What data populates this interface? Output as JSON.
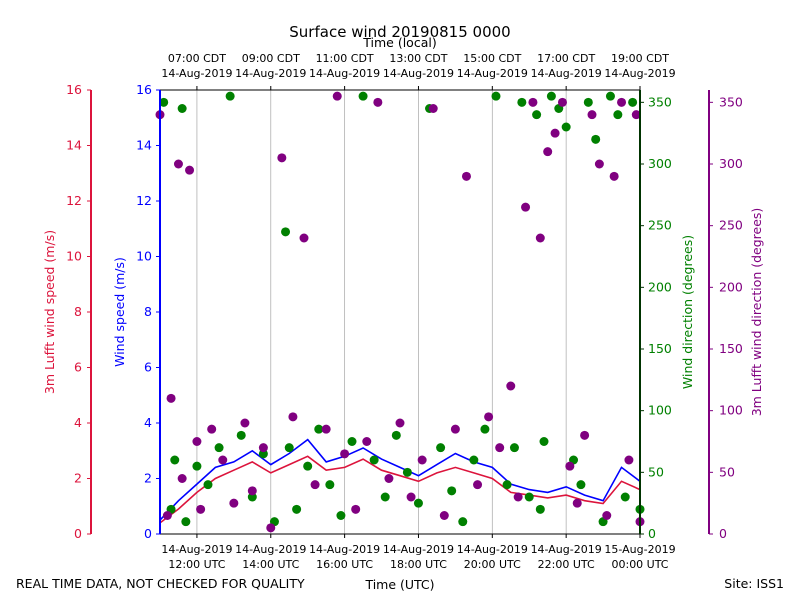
{
  "chart_data": {
    "type": "scatter",
    "title": "Surface wind 20190815 0000",
    "top_axis_label": "Time (local)",
    "xlabel": "Time (UTC)",
    "footer_left": "REAL TIME DATA, NOT CHECKED FOR QUALITY",
    "footer_right": "Site: ISS1",
    "x_range_hours_utc": [
      11,
      24
    ],
    "bottom_ticks": [
      {
        "hour": 12,
        "line1": "14-Aug-2019",
        "line2": "12:00 UTC"
      },
      {
        "hour": 14,
        "line1": "14-Aug-2019",
        "line2": "14:00 UTC"
      },
      {
        "hour": 16,
        "line1": "14-Aug-2019",
        "line2": "16:00 UTC"
      },
      {
        "hour": 18,
        "line1": "14-Aug-2019",
        "line2": "18:00 UTC"
      },
      {
        "hour": 20,
        "line1": "14-Aug-2019",
        "line2": "20:00 UTC"
      },
      {
        "hour": 22,
        "line1": "14-Aug-2019",
        "line2": "22:00 UTC"
      },
      {
        "hour": 24,
        "line1": "15-Aug-2019",
        "line2": "00:00 UTC"
      }
    ],
    "top_ticks": [
      {
        "hour": 12,
        "line1": "07:00 CDT",
        "line2": "14-Aug-2019"
      },
      {
        "hour": 14,
        "line1": "09:00 CDT",
        "line2": "14-Aug-2019"
      },
      {
        "hour": 16,
        "line1": "11:00 CDT",
        "line2": "14-Aug-2019"
      },
      {
        "hour": 18,
        "line1": "13:00 CDT",
        "line2": "14-Aug-2019"
      },
      {
        "hour": 20,
        "line1": "15:00 CDT",
        "line2": "14-Aug-2019"
      },
      {
        "hour": 22,
        "line1": "17:00 CDT",
        "line2": "14-Aug-2019"
      },
      {
        "hour": 24,
        "line1": "19:00 CDT",
        "line2": "14-Aug-2019"
      }
    ],
    "axes": {
      "wind_speed": {
        "label": "Wind speed (m/s)",
        "range": [
          0,
          16
        ],
        "ticks": [
          "0",
          "2",
          "4",
          "6",
          "8",
          "10",
          "12",
          "14",
          "16"
        ],
        "color": "#0000ff"
      },
      "lufft_speed": {
        "label": "3m Lufft wind speed (m/s)",
        "range": [
          0,
          16
        ],
        "ticks": [
          "0",
          "2",
          "4",
          "6",
          "8",
          "10",
          "12",
          "14",
          "16"
        ],
        "color": "#dc143c"
      },
      "wind_dir": {
        "label": "Wind direction (degrees)",
        "range": [
          0,
          360
        ],
        "ticks": [
          "0",
          "50",
          "100",
          "150",
          "200",
          "250",
          "300",
          "350"
        ],
        "color": "#008000"
      },
      "lufft_dir": {
        "label": "3m Lufft wind direction (degrees)",
        "range": [
          0,
          360
        ],
        "ticks": [
          "0",
          "50",
          "100",
          "150",
          "200",
          "250",
          "300",
          "350"
        ],
        "color": "#800080"
      }
    },
    "series": [
      {
        "name": "Wind speed",
        "axis": "wind_speed",
        "style": "line",
        "color": "#0000ff",
        "x": [
          11.0,
          11.5,
          12.0,
          12.5,
          13.0,
          13.5,
          14.0,
          14.5,
          15.0,
          15.5,
          16.0,
          16.5,
          17.0,
          17.5,
          18.0,
          18.5,
          19.0,
          19.5,
          20.0,
          20.5,
          21.0,
          21.5,
          22.0,
          22.5,
          23.0,
          23.5,
          24.0
        ],
        "values": [
          0.5,
          1.2,
          1.8,
          2.4,
          2.6,
          3.0,
          2.5,
          2.9,
          3.4,
          2.6,
          2.8,
          3.1,
          2.7,
          2.4,
          2.1,
          2.5,
          2.9,
          2.6,
          2.4,
          1.8,
          1.6,
          1.5,
          1.7,
          1.4,
          1.2,
          2.4,
          1.9
        ]
      },
      {
        "name": "3m Lufft wind speed",
        "axis": "lufft_speed",
        "style": "line",
        "color": "#dc143c",
        "x": [
          11.0,
          11.5,
          12.0,
          12.5,
          13.0,
          13.5,
          14.0,
          14.5,
          15.0,
          15.5,
          16.0,
          16.5,
          17.0,
          17.5,
          18.0,
          18.5,
          19.0,
          19.5,
          20.0,
          20.5,
          21.0,
          21.5,
          22.0,
          22.5,
          23.0,
          23.5,
          24.0
        ],
        "values": [
          0.4,
          0.9,
          1.5,
          2.0,
          2.3,
          2.6,
          2.2,
          2.5,
          2.8,
          2.3,
          2.4,
          2.7,
          2.3,
          2.1,
          1.9,
          2.2,
          2.4,
          2.2,
          2.0,
          1.5,
          1.4,
          1.3,
          1.4,
          1.2,
          1.1,
          1.9,
          1.6
        ]
      },
      {
        "name": "Wind direction",
        "axis": "wind_dir",
        "style": "points",
        "color": "#008000",
        "x": [
          11.1,
          11.3,
          11.4,
          11.6,
          11.7,
          12.0,
          12.3,
          12.6,
          12.9,
          13.2,
          13.5,
          13.8,
          14.1,
          14.4,
          14.5,
          14.7,
          15.0,
          15.3,
          15.6,
          15.9,
          16.2,
          16.5,
          16.8,
          17.1,
          17.4,
          17.7,
          18.0,
          18.3,
          18.6,
          18.9,
          19.2,
          19.5,
          19.8,
          20.1,
          20.4,
          20.6,
          20.8,
          21.0,
          21.2,
          21.3,
          21.4,
          21.6,
          21.8,
          22.0,
          22.2,
          22.4,
          22.6,
          22.8,
          23.0,
          23.2,
          23.4,
          23.6,
          23.8,
          24.0
        ],
        "values": [
          350,
          20,
          60,
          345,
          10,
          55,
          40,
          70,
          355,
          80,
          30,
          65,
          10,
          245,
          70,
          20,
          55,
          85,
          40,
          15,
          75,
          355,
          60,
          30,
          80,
          50,
          25,
          345,
          70,
          35,
          10,
          60,
          85,
          355,
          40,
          70,
          350,
          30,
          340,
          20,
          75,
          355,
          345,
          330,
          60,
          40,
          350,
          320,
          10,
          355,
          340,
          30,
          350,
          20
        ]
      },
      {
        "name": "3m Lufft wind direction",
        "axis": "lufft_dir",
        "style": "points",
        "color": "#800080",
        "x": [
          11.0,
          11.2,
          11.3,
          11.5,
          11.6,
          11.8,
          12.0,
          12.1,
          12.4,
          12.7,
          13.0,
          13.3,
          13.5,
          13.8,
          14.0,
          14.3,
          14.6,
          14.9,
          15.2,
          15.5,
          15.8,
          16.0,
          16.3,
          16.6,
          16.9,
          17.2,
          17.5,
          17.8,
          18.1,
          18.4,
          18.7,
          19.0,
          19.3,
          19.6,
          19.9,
          20.2,
          20.5,
          20.7,
          20.9,
          21.1,
          21.3,
          21.5,
          21.7,
          21.9,
          22.1,
          22.3,
          22.5,
          22.7,
          22.9,
          23.1,
          23.3,
          23.5,
          23.7,
          23.9,
          24.0
        ],
        "values": [
          340,
          15,
          110,
          300,
          45,
          295,
          75,
          20,
          85,
          60,
          25,
          90,
          35,
          70,
          5,
          305,
          95,
          240,
          40,
          85,
          355,
          65,
          20,
          75,
          350,
          45,
          90,
          30,
          60,
          345,
          15,
          85,
          290,
          40,
          95,
          70,
          120,
          30,
          265,
          350,
          240,
          310,
          325,
          350,
          55,
          25,
          80,
          340,
          300,
          15,
          290,
          350,
          60,
          340,
          10
        ]
      }
    ]
  }
}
____________
**Stated problem**
Copy out each line word for word, please, skipping the images.

**Result of the task**
What data populates this interface? Output as JSON.
{
  "chart_data": {
    "type": "scatter",
    "title": "Surface wind 20190815 0000",
    "top_axis_label": "Time (local)",
    "xlabel": "Time (UTC)",
    "footer_left": "REAL TIME DATA, NOT CHECKED FOR QUALITY",
    "footer_right": "Site: ISS1",
    "x_range_hours_utc": [
      11,
      24
    ],
    "bottom_ticks": [
      {
        "hour": 12,
        "line1": "14-Aug-2019",
        "line2": "12:00 UTC"
      },
      {
        "hour": 14,
        "line1": "14-Aug-2019",
        "line2": "14:00 UTC"
      },
      {
        "hour": 16,
        "line1": "14-Aug-2019",
        "line2": "16:00 UTC"
      },
      {
        "hour": 18,
        "line1": "14-Aug-2019",
        "line2": "18:00 UTC"
      },
      {
        "hour": 20,
        "line1": "14-Aug-2019",
        "line2": "20:00 UTC"
      },
      {
        "hour": 22,
        "line1": "14-Aug-2019",
        "line2": "22:00 UTC"
      },
      {
        "hour": 24,
        "line1": "15-Aug-2019",
        "line2": "00:00 UTC"
      }
    ],
    "top_ticks": [
      {
        "hour": 12,
        "line1": "07:00 CDT",
        "line2": "14-Aug-2019"
      },
      {
        "hour": 14,
        "line1": "09:00 CDT",
        "line2": "14-Aug-2019"
      },
      {
        "hour": 16,
        "line1": "11:00 CDT",
        "line2": "14-Aug-2019"
      },
      {
        "hour": 18,
        "line1": "13:00 CDT",
        "line2": "14-Aug-2019"
      },
      {
        "hour": 20,
        "line1": "15:00 CDT",
        "line2": "14-Aug-2019"
      },
      {
        "hour": 22,
        "line1": "17:00 CDT",
        "line2": "14-Aug-2019"
      },
      {
        "hour": 24,
        "line1": "19:00 CDT",
        "line2": "14-Aug-2019"
      }
    ],
    "axes": {
      "wind_speed": {
        "label": "Wind speed (m/s)",
        "range": [
          0,
          16
        ],
        "ticks": [
          "0",
          "2",
          "4",
          "6",
          "8",
          "10",
          "12",
          "14",
          "16"
        ],
        "color": "#0000ff"
      },
      "lufft_speed": {
        "label": "3m Lufft wind speed (m/s)",
        "range": [
          0,
          16
        ],
        "ticks": [
          "0",
          "2",
          "4",
          "6",
          "8",
          "10",
          "12",
          "14",
          "16"
        ],
        "color": "#dc143c"
      },
      "wind_dir": {
        "label": "Wind direction (degrees)",
        "range": [
          0,
          360
        ],
        "ticks": [
          "0",
          "50",
          "100",
          "150",
          "200",
          "250",
          "300",
          "350"
        ],
        "color": "#008000"
      },
      "lufft_dir": {
        "label": "3m Lufft wind direction (degrees)",
        "range": [
          0,
          360
        ],
        "ticks": [
          "0",
          "50",
          "100",
          "150",
          "200",
          "250",
          "300",
          "350"
        ],
        "color": "#800080"
      }
    },
    "series": [
      {
        "name": "Wind speed",
        "axis": "wind_speed",
        "style": "line",
        "color": "#0000ff",
        "x": [
          11.0,
          11.5,
          12.0,
          12.5,
          13.0,
          13.5,
          14.0,
          14.5,
          15.0,
          15.5,
          16.0,
          16.5,
          17.0,
          17.5,
          18.0,
          18.5,
          19.0,
          19.5,
          20.0,
          20.5,
          21.0,
          21.5,
          22.0,
          22.5,
          23.0,
          23.5,
          24.0
        ],
        "values": [
          0.5,
          1.2,
          1.8,
          2.4,
          2.6,
          3.0,
          2.5,
          2.9,
          3.4,
          2.6,
          2.8,
          3.1,
          2.7,
          2.4,
          2.1,
          2.5,
          2.9,
          2.6,
          2.4,
          1.8,
          1.6,
          1.5,
          1.7,
          1.4,
          1.2,
          2.4,
          1.9
        ]
      },
      {
        "name": "3m Lufft wind speed",
        "axis": "lufft_speed",
        "style": "line",
        "color": "#dc143c",
        "x": [
          11.0,
          11.5,
          12.0,
          12.5,
          13.0,
          13.5,
          14.0,
          14.5,
          15.0,
          15.5,
          16.0,
          16.5,
          17.0,
          17.5,
          18.0,
          18.5,
          19.0,
          19.5,
          20.0,
          20.5,
          21.0,
          21.5,
          22.0,
          22.5,
          23.0,
          23.5,
          24.0
        ],
        "values": [
          0.4,
          0.9,
          1.5,
          2.0,
          2.3,
          2.6,
          2.2,
          2.5,
          2.8,
          2.3,
          2.4,
          2.7,
          2.3,
          2.1,
          1.9,
          2.2,
          2.4,
          2.2,
          2.0,
          1.5,
          1.4,
          1.3,
          1.4,
          1.2,
          1.1,
          1.9,
          1.6
        ]
      },
      {
        "name": "Wind direction",
        "axis": "wind_dir",
        "style": "points",
        "color": "#008000",
        "x": [
          11.1,
          11.3,
          11.4,
          11.6,
          11.7,
          12.0,
          12.3,
          12.6,
          12.9,
          13.2,
          13.5,
          13.8,
          14.1,
          14.4,
          14.5,
          14.7,
          15.0,
          15.3,
          15.6,
          15.9,
          16.2,
          16.5,
          16.8,
          17.1,
          17.4,
          17.7,
          18.0,
          18.3,
          18.6,
          18.9,
          19.2,
          19.5,
          19.8,
          20.1,
          20.4,
          20.6,
          20.8,
          21.0,
          21.2,
          21.3,
          21.4,
          21.6,
          21.8,
          22.0,
          22.2,
          22.4,
          22.6,
          22.8,
          23.0,
          23.2,
          23.4,
          23.6,
          23.8,
          24.0
        ],
        "values": [
          350,
          20,
          60,
          345,
          10,
          55,
          40,
          70,
          355,
          80,
          30,
          65,
          10,
          245,
          70,
          20,
          55,
          85,
          40,
          15,
          75,
          355,
          60,
          30,
          80,
          50,
          25,
          345,
          70,
          35,
          10,
          60,
          85,
          355,
          40,
          70,
          350,
          30,
          340,
          20,
          75,
          355,
          345,
          330,
          60,
          40,
          350,
          320,
          10,
          355,
          340,
          30,
          350,
          20
        ]
      },
      {
        "name": "3m Lufft wind direction",
        "axis": "lufft_dir",
        "style": "points",
        "color": "#800080",
        "x": [
          11.0,
          11.2,
          11.3,
          11.5,
          11.6,
          11.8,
          12.0,
          12.1,
          12.4,
          12.7,
          13.0,
          13.3,
          13.5,
          13.8,
          14.0,
          14.3,
          14.6,
          14.9,
          15.2,
          15.5,
          15.8,
          16.0,
          16.3,
          16.6,
          16.9,
          17.2,
          17.5,
          17.8,
          18.1,
          18.4,
          18.7,
          19.0,
          19.3,
          19.6,
          19.9,
          20.2,
          20.5,
          20.7,
          20.9,
          21.1,
          21.3,
          21.5,
          21.7,
          21.9,
          22.1,
          22.3,
          22.5,
          22.7,
          22.9,
          23.1,
          23.3,
          23.5,
          23.7,
          23.9,
          24.0
        ],
        "values": [
          340,
          15,
          110,
          300,
          45,
          295,
          75,
          20,
          85,
          60,
          25,
          90,
          35,
          70,
          5,
          305,
          95,
          240,
          40,
          85,
          355,
          65,
          20,
          75,
          350,
          45,
          90,
          30,
          60,
          345,
          15,
          85,
          290,
          40,
          95,
          70,
          120,
          30,
          265,
          350,
          240,
          310,
          325,
          350,
          55,
          25,
          80,
          340,
          300,
          15,
          290,
          350,
          60,
          340,
          10
        ]
      }
    ]
  }
}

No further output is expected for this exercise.